» **Aim**
Reproduce every one of the following lines word for word, changing nothing.

________________

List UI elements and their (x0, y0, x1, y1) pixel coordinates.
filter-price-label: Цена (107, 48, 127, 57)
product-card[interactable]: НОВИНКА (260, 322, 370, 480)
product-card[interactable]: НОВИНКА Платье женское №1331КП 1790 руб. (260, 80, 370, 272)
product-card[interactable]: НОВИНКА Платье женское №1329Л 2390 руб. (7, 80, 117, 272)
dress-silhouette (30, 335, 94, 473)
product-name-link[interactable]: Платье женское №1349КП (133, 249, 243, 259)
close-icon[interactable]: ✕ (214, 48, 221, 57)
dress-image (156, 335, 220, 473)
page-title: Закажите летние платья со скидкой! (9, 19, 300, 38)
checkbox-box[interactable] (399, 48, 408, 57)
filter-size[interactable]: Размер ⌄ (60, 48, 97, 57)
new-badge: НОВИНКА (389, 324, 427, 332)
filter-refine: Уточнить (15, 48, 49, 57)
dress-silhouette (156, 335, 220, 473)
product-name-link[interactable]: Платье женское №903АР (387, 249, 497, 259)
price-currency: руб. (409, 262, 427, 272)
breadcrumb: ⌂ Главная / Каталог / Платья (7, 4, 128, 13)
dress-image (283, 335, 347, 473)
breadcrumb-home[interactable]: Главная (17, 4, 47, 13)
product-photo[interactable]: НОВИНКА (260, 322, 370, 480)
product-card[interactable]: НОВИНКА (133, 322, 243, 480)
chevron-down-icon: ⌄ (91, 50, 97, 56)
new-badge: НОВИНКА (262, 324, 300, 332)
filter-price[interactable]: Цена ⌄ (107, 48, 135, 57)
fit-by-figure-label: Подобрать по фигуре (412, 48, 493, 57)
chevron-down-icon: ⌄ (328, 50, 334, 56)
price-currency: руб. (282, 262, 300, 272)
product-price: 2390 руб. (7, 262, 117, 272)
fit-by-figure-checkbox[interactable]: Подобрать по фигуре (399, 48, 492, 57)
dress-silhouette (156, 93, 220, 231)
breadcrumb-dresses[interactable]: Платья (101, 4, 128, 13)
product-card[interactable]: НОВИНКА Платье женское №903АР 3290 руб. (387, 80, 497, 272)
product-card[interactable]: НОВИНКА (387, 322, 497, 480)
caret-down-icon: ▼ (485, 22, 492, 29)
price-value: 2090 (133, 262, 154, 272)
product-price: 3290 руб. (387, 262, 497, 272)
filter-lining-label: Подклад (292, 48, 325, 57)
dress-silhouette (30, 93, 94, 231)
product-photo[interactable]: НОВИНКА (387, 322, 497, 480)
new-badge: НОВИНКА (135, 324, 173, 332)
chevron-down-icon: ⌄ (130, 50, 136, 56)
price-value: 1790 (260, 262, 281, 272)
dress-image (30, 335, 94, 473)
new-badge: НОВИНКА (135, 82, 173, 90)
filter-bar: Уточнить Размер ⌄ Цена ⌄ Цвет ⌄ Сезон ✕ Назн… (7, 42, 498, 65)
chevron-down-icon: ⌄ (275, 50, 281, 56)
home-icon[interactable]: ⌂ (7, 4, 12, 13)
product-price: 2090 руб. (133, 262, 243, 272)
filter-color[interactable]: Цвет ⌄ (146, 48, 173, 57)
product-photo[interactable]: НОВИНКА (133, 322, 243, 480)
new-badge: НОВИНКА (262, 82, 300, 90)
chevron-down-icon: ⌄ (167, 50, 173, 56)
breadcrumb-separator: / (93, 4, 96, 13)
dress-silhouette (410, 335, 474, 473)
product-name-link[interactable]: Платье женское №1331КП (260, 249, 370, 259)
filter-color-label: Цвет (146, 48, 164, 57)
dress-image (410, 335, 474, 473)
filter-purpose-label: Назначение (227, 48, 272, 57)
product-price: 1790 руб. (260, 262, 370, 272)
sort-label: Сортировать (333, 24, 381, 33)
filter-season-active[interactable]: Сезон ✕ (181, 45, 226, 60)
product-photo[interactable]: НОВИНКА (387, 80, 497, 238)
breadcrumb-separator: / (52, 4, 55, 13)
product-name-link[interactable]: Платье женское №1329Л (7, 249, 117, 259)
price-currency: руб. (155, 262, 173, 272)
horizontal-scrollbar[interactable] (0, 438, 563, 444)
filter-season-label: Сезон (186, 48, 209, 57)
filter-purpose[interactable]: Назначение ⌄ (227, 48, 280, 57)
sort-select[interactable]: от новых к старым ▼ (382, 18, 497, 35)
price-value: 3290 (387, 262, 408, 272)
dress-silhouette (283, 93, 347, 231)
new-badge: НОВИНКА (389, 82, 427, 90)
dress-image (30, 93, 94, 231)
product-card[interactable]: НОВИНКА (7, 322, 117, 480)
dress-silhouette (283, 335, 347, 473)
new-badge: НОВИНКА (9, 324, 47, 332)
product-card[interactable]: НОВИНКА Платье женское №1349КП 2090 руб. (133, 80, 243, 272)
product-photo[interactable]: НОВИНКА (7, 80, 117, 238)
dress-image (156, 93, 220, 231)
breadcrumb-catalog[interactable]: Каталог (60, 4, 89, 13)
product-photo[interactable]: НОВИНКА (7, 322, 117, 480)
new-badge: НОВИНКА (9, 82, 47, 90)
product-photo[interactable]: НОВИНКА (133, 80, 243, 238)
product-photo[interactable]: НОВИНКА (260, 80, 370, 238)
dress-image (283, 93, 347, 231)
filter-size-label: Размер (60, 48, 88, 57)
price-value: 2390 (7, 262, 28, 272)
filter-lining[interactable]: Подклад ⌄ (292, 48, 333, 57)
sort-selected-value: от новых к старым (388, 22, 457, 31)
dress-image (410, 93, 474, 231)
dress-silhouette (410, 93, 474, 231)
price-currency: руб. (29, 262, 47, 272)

________________

» **Reply to the exercise**
List UI elements and their (x0, y0, x1, y1) pixel coordinates.
filter-price-label: Цена (107, 48, 127, 57)
product-card[interactable]: НОВИНКА (260, 322, 370, 480)
product-card[interactable]: НОВИНКА Платье женское №1331КП 1790 руб. (260, 80, 370, 272)
product-card[interactable]: НОВИНКА Платье женское №1329Л 2390 руб. (7, 80, 117, 272)
dress-silhouette (30, 335, 94, 473)
product-name-link[interactable]: Платье женское №1349КП (133, 249, 243, 259)
close-icon[interactable]: ✕ (214, 48, 221, 57)
dress-image (156, 335, 220, 473)
page-title: Закажите летние платья со скидкой! (9, 19, 300, 38)
checkbox-box[interactable] (399, 48, 408, 57)
filter-size[interactable]: Размер ⌄ (60, 48, 97, 57)
new-badge: НОВИНКА (389, 324, 427, 332)
filter-refine: Уточнить (15, 48, 49, 57)
dress-silhouette (156, 335, 220, 473)
product-name-link[interactable]: Платье женское №903АР (387, 249, 497, 259)
price-currency: руб. (409, 262, 427, 272)
breadcrumb: ⌂ Главная / Каталог / Платья (7, 4, 128, 13)
dress-image (283, 335, 347, 473)
breadcrumb-home[interactable]: Главная (17, 4, 47, 13)
product-photo[interactable]: НОВИНКА (260, 322, 370, 480)
product-card[interactable]: НОВИНКА (133, 322, 243, 480)
chevron-down-icon: ⌄ (91, 50, 97, 56)
new-badge: НОВИНКА (262, 324, 300, 332)
filter-price[interactable]: Цена ⌄ (107, 48, 135, 57)
fit-by-figure-label: Подобрать по фигуре (412, 48, 493, 57)
chevron-down-icon: ⌄ (328, 50, 334, 56)
price-currency: руб. (282, 262, 300, 272)
product-price: 2390 руб. (7, 262, 117, 272)
fit-by-figure-checkbox[interactable]: Подобрать по фигуре (399, 48, 492, 57)
dress-silhouette (156, 93, 220, 231)
breadcrumb-dresses[interactable]: Платья (101, 4, 128, 13)
product-card[interactable]: НОВИНКА Платье женское №903АР 3290 руб. (387, 80, 497, 272)
product-card[interactable]: НОВИНКА (387, 322, 497, 480)
caret-down-icon: ▼ (485, 22, 492, 29)
price-value: 2090 (133, 262, 154, 272)
product-price: 3290 руб. (387, 262, 497, 272)
filter-lining-label: Подклад (292, 48, 325, 57)
dress-silhouette (30, 93, 94, 231)
product-photo[interactable]: НОВИНКА (387, 322, 497, 480)
new-badge: НОВИНКА (135, 324, 173, 332)
chevron-down-icon: ⌄ (130, 50, 136, 56)
price-value: 1790 (260, 262, 281, 272)
dress-image (30, 335, 94, 473)
new-badge: НОВИНКА (135, 82, 173, 90)
filter-bar: Уточнить Размер ⌄ Цена ⌄ Цвет ⌄ Сезон ✕ Назн… (7, 42, 498, 65)
chevron-down-icon: ⌄ (275, 50, 281, 56)
home-icon[interactable]: ⌂ (7, 4, 12, 13)
product-price: 2090 руб. (133, 262, 243, 272)
filter-color[interactable]: Цвет ⌄ (146, 48, 173, 57)
product-photo[interactable]: НОВИНКА (133, 322, 243, 480)
new-badge: НОВИНКА (262, 82, 300, 90)
chevron-down-icon: ⌄ (167, 50, 173, 56)
breadcrumb-separator: / (93, 4, 96, 13)
dress-silhouette (410, 335, 474, 473)
product-name-link[interactable]: Платье женское №1331КП (260, 249, 370, 259)
filter-color-label: Цвет (146, 48, 164, 57)
dress-image (410, 335, 474, 473)
filter-purpose-label: Назначение (227, 48, 272, 57)
product-price: 1790 руб. (260, 262, 370, 272)
sort-label: Сортировать (333, 24, 381, 33)
filter-season-active[interactable]: Сезон ✕ (181, 45, 226, 60)
product-photo[interactable]: НОВИНКА (387, 80, 497, 238)
breadcrumb-separator: / (52, 4, 55, 13)
product-name-link[interactable]: Платье женское №1329Л (7, 249, 117, 259)
price-currency: руб. (155, 262, 173, 272)
horizontal-scrollbar[interactable] (0, 438, 563, 444)
filter-season-label: Сезон (186, 48, 209, 57)
filter-purpose[interactable]: Назначение ⌄ (227, 48, 280, 57)
sort-select[interactable]: от новых к старым ▼ (382, 18, 497, 35)
price-value: 3290 (387, 262, 408, 272)
dress-silhouette (283, 93, 347, 231)
new-badge: НОВИНКА (389, 82, 427, 90)
dress-image (30, 93, 94, 231)
product-card[interactable]: НОВИНКА (7, 322, 117, 480)
dress-silhouette (283, 335, 347, 473)
new-badge: НОВИНКА (9, 324, 47, 332)
product-card[interactable]: НОВИНКА Платье женское №1349КП 2090 руб. (133, 80, 243, 272)
product-photo[interactable]: НОВИНКА (7, 80, 117, 238)
dress-image (156, 93, 220, 231)
breadcrumb-catalog[interactable]: Каталог (60, 4, 89, 13)
product-photo[interactable]: НОВИНКА (7, 322, 117, 480)
new-badge: НОВИНКА (9, 82, 47, 90)
product-photo[interactable]: НОВИНКА (133, 80, 243, 238)
product-photo[interactable]: НОВИНКА (260, 80, 370, 238)
dress-image (283, 93, 347, 231)
filter-size-label: Размер (60, 48, 88, 57)
price-value: 2390 (7, 262, 28, 272)
filter-lining[interactable]: Подклад ⌄ (292, 48, 333, 57)
sort-selected-value: от новых к старым (388, 22, 457, 31)
dress-image (410, 93, 474, 231)
dress-silhouette (410, 93, 474, 231)
price-currency: руб. (29, 262, 47, 272)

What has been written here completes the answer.